Instructions for the task
Copy out every line of the items below that contains the string "area".

The input

===

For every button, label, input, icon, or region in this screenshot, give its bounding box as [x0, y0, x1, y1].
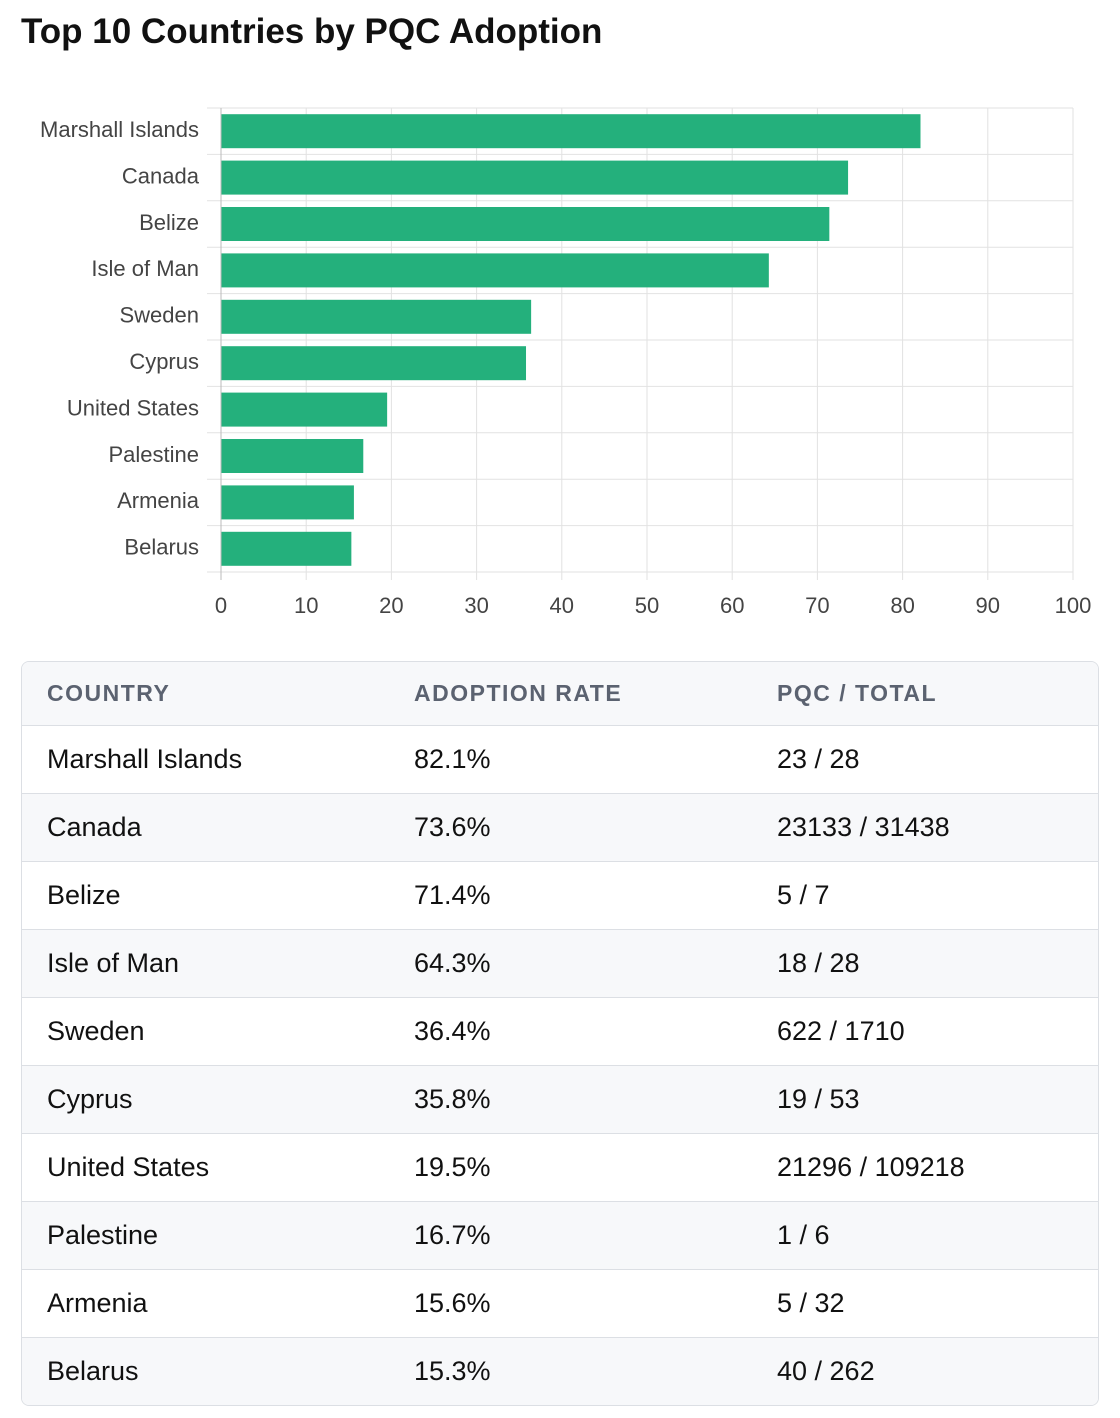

===

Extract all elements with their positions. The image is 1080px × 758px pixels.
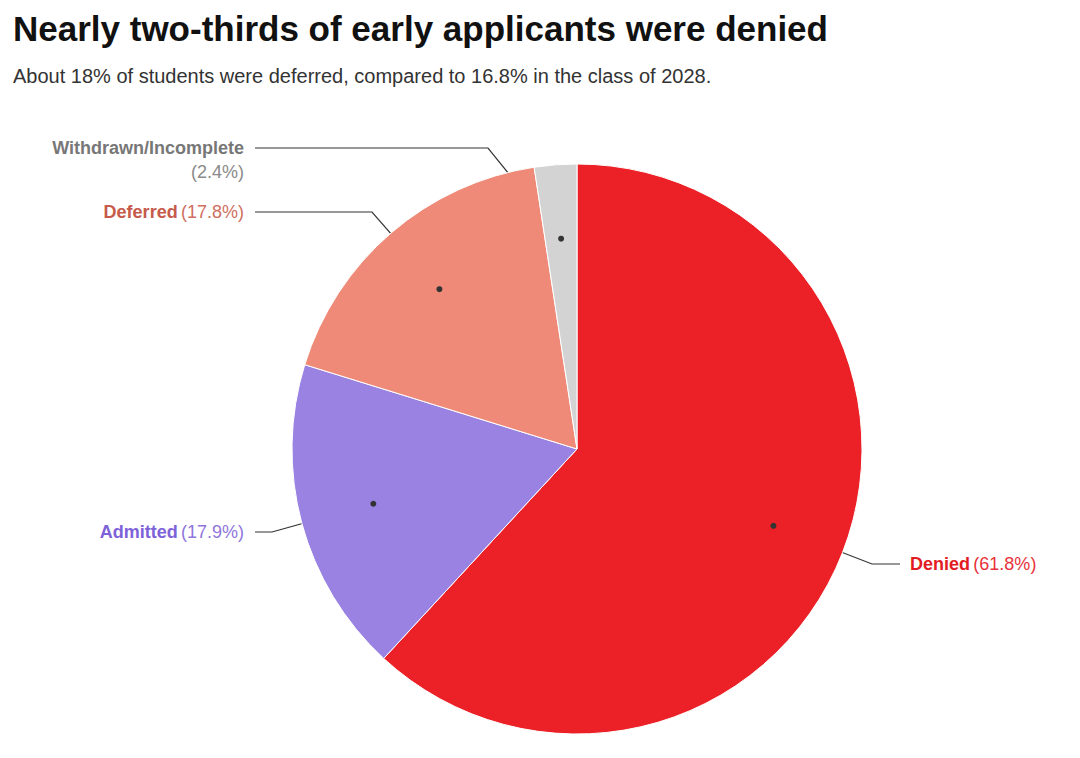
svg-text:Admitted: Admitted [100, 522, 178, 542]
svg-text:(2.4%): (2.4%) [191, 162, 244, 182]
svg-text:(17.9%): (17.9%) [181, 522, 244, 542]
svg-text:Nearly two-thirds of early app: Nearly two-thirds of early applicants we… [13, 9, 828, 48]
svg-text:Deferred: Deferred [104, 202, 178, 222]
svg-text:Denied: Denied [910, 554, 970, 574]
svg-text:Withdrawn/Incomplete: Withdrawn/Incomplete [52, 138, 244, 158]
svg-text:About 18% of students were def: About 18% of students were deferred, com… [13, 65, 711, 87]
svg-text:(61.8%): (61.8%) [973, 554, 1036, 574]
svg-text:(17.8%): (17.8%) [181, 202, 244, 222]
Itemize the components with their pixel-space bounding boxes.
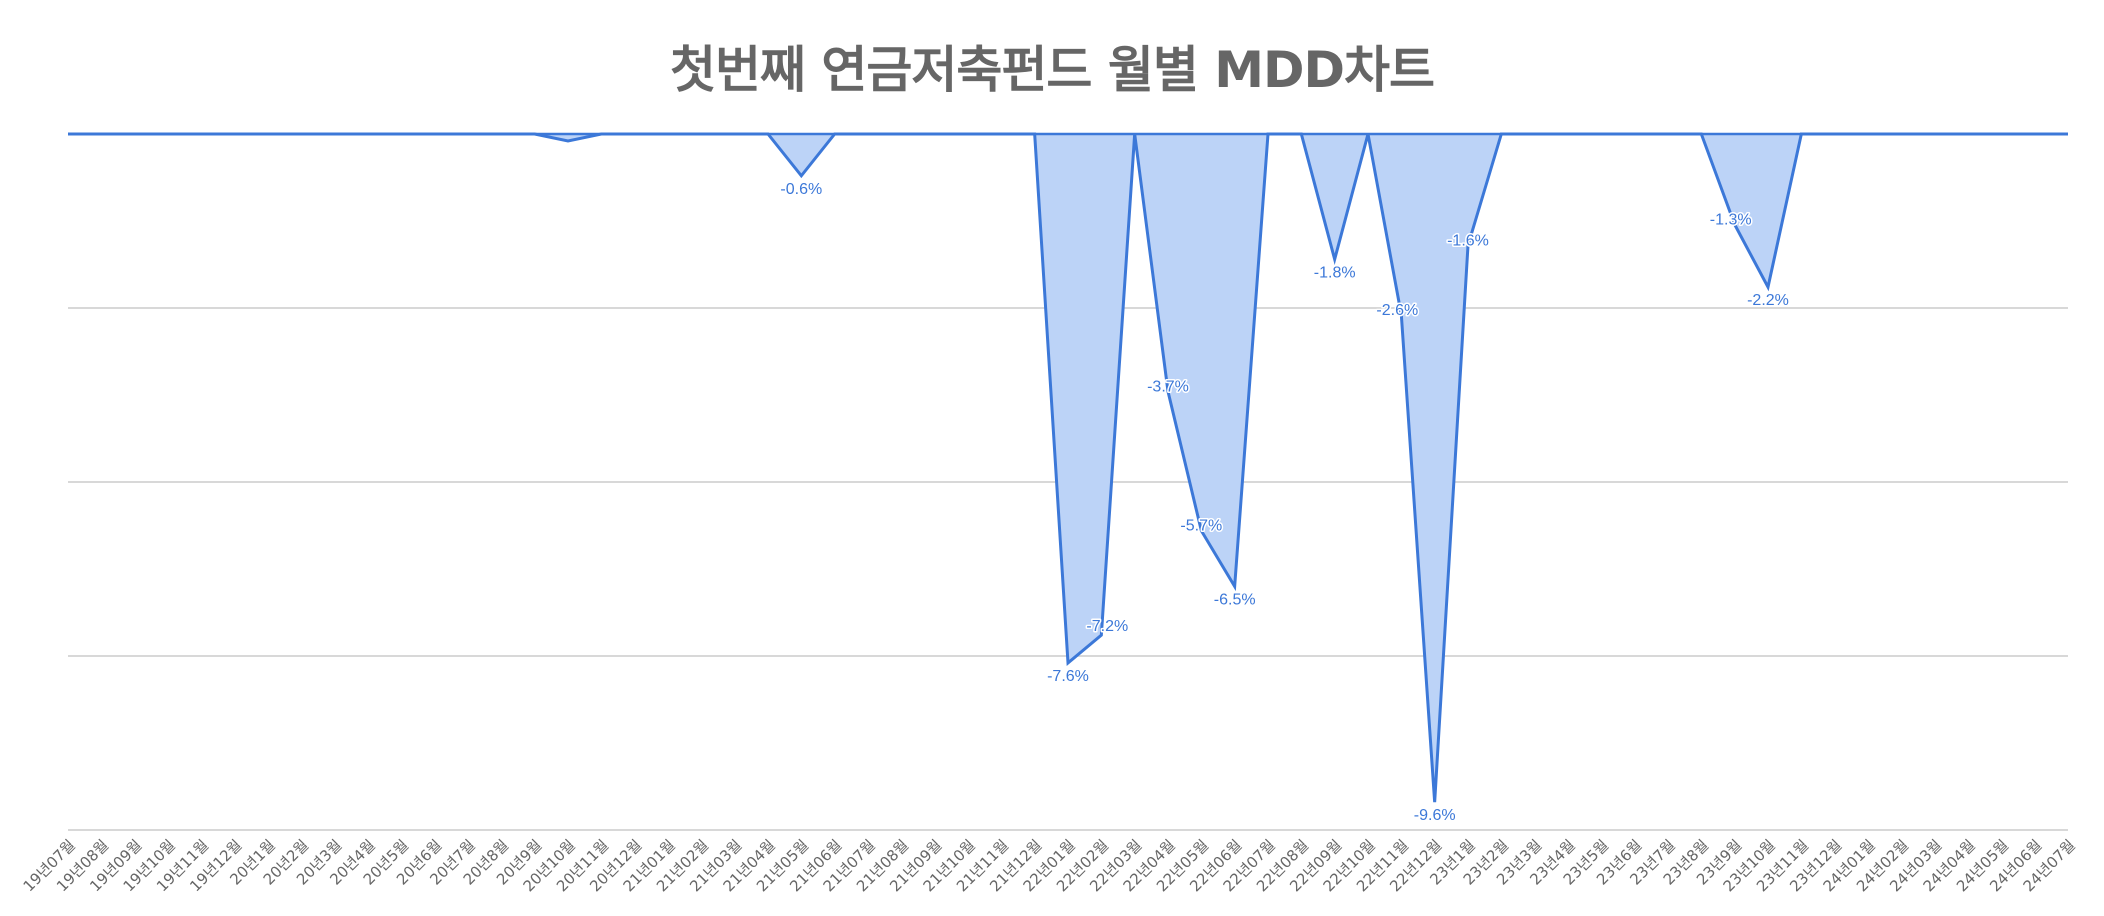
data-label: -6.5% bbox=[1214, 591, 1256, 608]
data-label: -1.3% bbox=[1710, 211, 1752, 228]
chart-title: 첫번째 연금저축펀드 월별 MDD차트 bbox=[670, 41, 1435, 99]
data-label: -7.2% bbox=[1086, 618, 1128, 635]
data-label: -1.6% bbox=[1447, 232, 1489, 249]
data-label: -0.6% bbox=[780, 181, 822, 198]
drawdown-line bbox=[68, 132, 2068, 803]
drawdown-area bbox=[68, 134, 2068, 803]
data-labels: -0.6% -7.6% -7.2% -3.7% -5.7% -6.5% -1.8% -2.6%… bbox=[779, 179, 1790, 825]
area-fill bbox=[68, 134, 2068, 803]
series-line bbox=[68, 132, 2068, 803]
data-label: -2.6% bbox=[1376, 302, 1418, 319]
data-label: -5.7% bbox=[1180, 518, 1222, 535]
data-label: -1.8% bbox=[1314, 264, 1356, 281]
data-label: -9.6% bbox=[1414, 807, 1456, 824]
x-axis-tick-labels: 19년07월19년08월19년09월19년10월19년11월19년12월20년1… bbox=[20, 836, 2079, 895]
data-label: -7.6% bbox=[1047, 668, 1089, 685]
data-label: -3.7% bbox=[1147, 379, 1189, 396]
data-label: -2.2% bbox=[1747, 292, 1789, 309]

===

Solution for this task
drawdown-area bbox=[68, 134, 2068, 803]
area-fill bbox=[68, 134, 2068, 803]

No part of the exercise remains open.